Return each line holding the string "values".

— Begin Provided records —

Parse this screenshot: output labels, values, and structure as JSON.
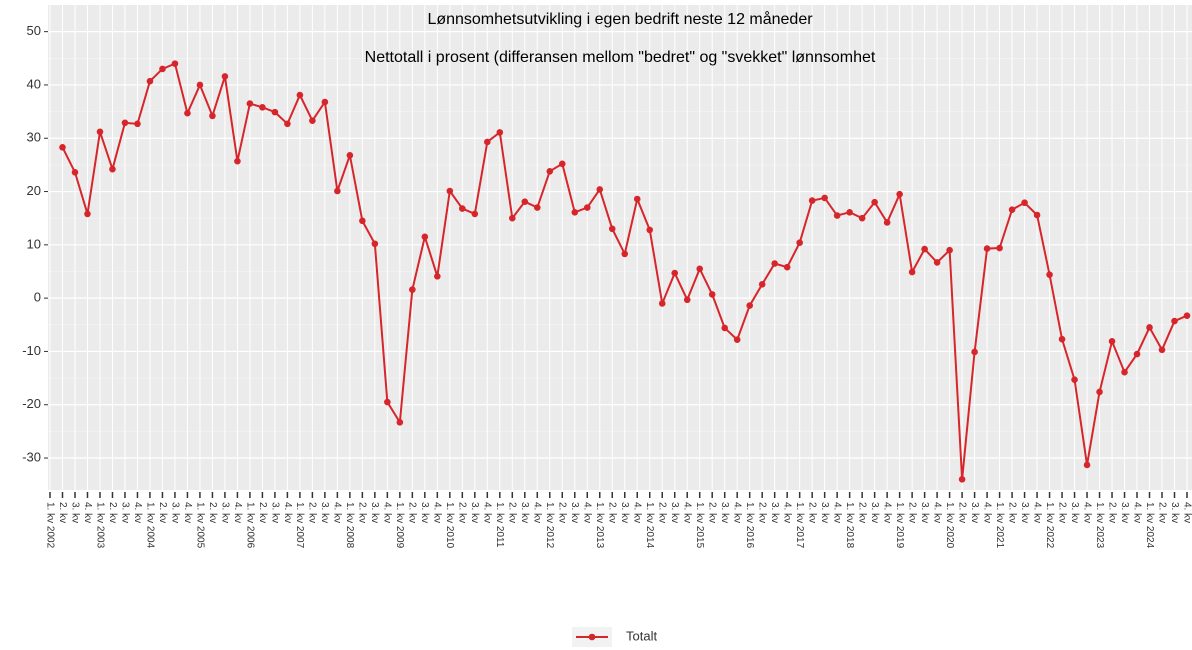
{
  "chart_data": {
    "type": "line",
    "title": "Lønnsomhetsutvikling i egen bedrift neste 12 måneder",
    "subtitle": "Nettotall i prosent (differansen mellom \"bedret\" og \"svekket\" lønnsomhet",
    "categories": [
      "1. kv 2002",
      "2. kv",
      "3. kv",
      "4. kv",
      "1. kv 2003",
      "2. kv",
      "3. kv",
      "4. kv",
      "1. kv 2004",
      "2. kv",
      "3. kv",
      "4. kv",
      "1. kv 2005",
      "2. kv",
      "3. kv",
      "4. kv",
      "1. kv 2006",
      "2. kv",
      "3. kv",
      "4. kv",
      "1. kv 2007",
      "2. kv",
      "3. kv",
      "4. kv",
      "1. kv 2008",
      "2. kv",
      "3. kv",
      "4. kv",
      "1. kv 2009",
      "2. kv",
      "3. kv",
      "4. kv",
      "1. kv 2010",
      "2. kv",
      "3. kv",
      "4. kv",
      "1. kv 2011",
      "2. kv",
      "3. kv",
      "4. kv",
      "1. kv 2012",
      "2. kv",
      "3. kv",
      "4. kv",
      "1. kv 2013",
      "2. kv",
      "3. kv",
      "4. kv",
      "1. kv 2014",
      "2. kv",
      "3. kv",
      "4. kv",
      "1. kv 2015",
      "2. kv",
      "3. kv",
      "4. kv",
      "1. kv 2016",
      "2. kv",
      "3. kv",
      "4. kv",
      "1. kv 2017",
      "2. kv",
      "3. kv",
      "4. kv",
      "1. kv 2018",
      "2. kv",
      "3. kv",
      "4. kv",
      "1. kv 2019",
      "2. kv",
      "3. kv",
      "4. kv",
      "1. kv 2020",
      "2. kv",
      "3. kv",
      "4. kv",
      "1. kv 2021",
      "2. kv",
      "3. kv",
      "4. kv",
      "1. kv 2022",
      "2. kv",
      "3. kv",
      "4. kv",
      "1. kv 2023",
      "2. kv",
      "3. kv",
      "4. kv",
      "1. kv 2024",
      "2. kv",
      "3. kv",
      "4. kv"
    ],
    "series": [
      {
        "name": "Totalt",
        "color": "#d7262b",
        "values": [
          null,
          28.3,
          23.6,
          15.8,
          31.2,
          24.2,
          32.9,
          32.7,
          40.7,
          43.0,
          44.0,
          34.7,
          40.0,
          34.2,
          41.6,
          25.7,
          36.5,
          35.8,
          34.9,
          32.7,
          38.1,
          33.3,
          36.8,
          20.1,
          26.8,
          14.5,
          10.2,
          -19.5,
          -23.3,
          1.6,
          11.5,
          4.1,
          20.1,
          16.8,
          15.8,
          29.3,
          31.1,
          15.0,
          18.1,
          17.0,
          23.8,
          25.2,
          16.1,
          17.0,
          20.4,
          13.0,
          8.3,
          18.6,
          12.8,
          -1.0,
          4.7,
          -0.3,
          5.5,
          0.7,
          -5.6,
          -7.8,
          -1.4,
          2.6,
          6.5,
          5.8,
          10.4,
          18.3,
          18.8,
          15.5,
          16.1,
          15.0,
          18.0,
          14.2,
          19.5,
          4.9,
          9.2,
          6.7,
          9.0,
          -34.0,
          -10.1,
          9.3,
          9.4,
          16.6,
          17.9,
          15.6,
          4.4,
          -7.7,
          -15.3,
          -31.3,
          -17.6,
          -8.1,
          -13.9,
          -10.5,
          -5.5,
          -9.7,
          -4.3,
          -3.3
        ]
      }
    ],
    "ylim": [
      -36,
      55
    ],
    "yticks": [
      -30,
      -20,
      -10,
      0,
      10,
      20,
      30,
      40,
      50
    ],
    "grid": true,
    "legend_position": "bottom"
  }
}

— End Provided records —

# [The result]
Parse this screenshot: output labels, values, and structure as JSON.
        "values": [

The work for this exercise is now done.